START Input data

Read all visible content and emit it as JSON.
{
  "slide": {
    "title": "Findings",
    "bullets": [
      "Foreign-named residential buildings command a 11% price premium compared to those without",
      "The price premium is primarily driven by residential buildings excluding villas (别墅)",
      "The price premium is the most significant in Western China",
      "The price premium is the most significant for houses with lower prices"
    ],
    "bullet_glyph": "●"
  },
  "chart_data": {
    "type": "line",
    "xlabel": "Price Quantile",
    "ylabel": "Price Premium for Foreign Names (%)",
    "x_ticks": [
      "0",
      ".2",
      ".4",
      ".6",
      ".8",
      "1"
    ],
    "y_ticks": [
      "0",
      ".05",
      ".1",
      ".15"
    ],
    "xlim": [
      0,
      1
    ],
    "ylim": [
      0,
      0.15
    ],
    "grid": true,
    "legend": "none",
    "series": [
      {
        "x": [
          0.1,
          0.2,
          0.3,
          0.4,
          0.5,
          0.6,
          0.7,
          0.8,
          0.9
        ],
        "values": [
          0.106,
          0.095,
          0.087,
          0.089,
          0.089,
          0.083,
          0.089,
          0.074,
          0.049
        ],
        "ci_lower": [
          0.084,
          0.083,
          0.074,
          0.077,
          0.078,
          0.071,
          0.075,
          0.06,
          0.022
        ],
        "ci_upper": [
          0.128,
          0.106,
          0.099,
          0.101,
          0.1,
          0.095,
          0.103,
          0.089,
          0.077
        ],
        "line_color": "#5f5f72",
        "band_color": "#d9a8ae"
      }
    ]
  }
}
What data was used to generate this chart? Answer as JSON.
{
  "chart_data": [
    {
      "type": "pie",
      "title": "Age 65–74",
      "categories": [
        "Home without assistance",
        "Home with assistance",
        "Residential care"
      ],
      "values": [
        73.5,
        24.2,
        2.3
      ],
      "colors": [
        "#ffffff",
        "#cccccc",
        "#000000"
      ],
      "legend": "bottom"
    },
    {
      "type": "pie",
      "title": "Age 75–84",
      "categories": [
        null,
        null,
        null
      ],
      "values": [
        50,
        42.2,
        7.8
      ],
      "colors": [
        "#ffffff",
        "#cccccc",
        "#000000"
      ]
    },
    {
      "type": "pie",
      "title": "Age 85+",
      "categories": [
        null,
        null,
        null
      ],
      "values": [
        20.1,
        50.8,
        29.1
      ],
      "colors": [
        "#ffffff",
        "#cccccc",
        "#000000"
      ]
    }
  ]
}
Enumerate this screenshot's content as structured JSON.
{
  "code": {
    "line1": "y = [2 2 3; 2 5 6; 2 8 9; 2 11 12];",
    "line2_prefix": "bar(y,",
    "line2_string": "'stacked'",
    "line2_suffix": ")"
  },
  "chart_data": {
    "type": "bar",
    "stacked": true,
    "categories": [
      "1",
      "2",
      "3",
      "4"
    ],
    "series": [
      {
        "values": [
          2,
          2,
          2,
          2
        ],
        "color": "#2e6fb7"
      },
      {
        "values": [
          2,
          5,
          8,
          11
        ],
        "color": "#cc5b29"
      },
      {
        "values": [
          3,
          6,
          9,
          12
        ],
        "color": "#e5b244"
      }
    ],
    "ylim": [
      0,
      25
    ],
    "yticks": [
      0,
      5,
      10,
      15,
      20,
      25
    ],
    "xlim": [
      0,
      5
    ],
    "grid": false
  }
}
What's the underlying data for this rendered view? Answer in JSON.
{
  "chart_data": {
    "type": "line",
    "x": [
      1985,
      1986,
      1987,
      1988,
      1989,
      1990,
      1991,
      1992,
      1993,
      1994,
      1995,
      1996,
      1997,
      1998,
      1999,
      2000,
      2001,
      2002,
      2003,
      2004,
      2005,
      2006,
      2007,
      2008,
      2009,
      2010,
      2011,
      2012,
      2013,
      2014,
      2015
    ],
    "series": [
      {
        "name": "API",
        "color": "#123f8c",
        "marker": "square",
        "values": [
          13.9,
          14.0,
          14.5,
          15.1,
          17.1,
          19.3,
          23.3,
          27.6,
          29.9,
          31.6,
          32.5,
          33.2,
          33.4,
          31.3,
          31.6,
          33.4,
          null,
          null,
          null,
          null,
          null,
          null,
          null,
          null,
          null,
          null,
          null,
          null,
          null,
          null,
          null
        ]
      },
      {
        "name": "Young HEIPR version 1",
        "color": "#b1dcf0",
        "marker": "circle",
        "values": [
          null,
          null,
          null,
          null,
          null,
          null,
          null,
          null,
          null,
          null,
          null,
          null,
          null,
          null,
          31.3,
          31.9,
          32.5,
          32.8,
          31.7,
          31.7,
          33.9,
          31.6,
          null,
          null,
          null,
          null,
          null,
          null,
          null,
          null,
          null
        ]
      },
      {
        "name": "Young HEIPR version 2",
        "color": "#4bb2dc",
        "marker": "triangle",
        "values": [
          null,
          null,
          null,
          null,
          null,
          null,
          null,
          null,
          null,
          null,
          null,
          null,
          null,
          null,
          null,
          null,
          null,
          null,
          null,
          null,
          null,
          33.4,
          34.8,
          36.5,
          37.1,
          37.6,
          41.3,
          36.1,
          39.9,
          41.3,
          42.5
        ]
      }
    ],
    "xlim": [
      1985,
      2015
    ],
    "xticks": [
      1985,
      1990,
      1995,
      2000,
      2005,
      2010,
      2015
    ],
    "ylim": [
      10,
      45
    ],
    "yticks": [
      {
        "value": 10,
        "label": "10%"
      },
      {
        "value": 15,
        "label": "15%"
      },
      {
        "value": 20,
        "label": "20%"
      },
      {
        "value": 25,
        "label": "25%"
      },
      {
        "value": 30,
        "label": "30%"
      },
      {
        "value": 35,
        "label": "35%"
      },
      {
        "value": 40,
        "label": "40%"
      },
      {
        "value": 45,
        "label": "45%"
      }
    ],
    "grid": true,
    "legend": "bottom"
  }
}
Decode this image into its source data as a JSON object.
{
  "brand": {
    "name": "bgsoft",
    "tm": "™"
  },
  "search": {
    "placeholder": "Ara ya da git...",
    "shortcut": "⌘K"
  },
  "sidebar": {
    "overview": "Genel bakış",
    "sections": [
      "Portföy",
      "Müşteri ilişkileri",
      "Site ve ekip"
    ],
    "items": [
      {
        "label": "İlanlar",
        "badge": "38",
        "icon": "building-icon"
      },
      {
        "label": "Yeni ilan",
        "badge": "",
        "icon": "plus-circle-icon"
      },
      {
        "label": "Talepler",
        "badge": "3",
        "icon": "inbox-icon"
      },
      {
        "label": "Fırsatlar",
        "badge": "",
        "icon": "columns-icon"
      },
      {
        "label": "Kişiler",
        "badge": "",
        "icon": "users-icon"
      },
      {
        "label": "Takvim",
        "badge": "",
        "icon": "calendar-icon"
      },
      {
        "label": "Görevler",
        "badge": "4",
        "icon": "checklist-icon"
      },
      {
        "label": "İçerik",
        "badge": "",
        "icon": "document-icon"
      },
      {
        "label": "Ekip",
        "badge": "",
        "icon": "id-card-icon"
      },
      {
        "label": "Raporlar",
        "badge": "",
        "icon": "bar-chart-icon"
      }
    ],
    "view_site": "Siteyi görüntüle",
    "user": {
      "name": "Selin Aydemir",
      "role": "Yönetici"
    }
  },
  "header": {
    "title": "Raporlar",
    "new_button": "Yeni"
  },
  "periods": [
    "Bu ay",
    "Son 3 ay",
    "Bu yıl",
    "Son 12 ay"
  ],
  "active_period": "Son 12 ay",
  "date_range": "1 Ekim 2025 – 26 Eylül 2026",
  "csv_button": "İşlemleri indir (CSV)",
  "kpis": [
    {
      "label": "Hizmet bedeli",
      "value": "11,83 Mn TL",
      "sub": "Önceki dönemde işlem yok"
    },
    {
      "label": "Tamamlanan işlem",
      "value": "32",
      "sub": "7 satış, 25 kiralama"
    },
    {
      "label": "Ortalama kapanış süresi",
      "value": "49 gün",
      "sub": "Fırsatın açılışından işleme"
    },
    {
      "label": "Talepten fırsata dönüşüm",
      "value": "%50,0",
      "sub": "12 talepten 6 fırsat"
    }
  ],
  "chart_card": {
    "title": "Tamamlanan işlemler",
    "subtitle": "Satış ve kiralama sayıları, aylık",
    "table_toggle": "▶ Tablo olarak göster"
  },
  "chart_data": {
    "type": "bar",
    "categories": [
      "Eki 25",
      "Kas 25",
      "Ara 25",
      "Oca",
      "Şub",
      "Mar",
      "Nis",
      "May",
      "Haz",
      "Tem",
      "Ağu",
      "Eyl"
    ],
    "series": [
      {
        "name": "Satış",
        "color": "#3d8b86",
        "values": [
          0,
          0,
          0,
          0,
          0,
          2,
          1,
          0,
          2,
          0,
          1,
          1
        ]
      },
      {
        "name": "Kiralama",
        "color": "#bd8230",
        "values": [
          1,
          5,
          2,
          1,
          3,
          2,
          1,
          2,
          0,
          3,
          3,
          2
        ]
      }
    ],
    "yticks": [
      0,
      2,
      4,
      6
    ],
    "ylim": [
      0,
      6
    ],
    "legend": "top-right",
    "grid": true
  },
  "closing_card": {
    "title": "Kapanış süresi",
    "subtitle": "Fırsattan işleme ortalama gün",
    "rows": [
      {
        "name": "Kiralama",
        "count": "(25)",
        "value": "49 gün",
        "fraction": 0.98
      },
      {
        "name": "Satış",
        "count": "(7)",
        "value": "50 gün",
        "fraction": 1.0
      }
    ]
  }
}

END Input data

*Exercise brief:* Look through the data and gather every line with the string "What" in it.

*Written response:*
What data was used to generate this chart? Answer as JSON.
What's the underlying data for this rendered view? Answer in JSON.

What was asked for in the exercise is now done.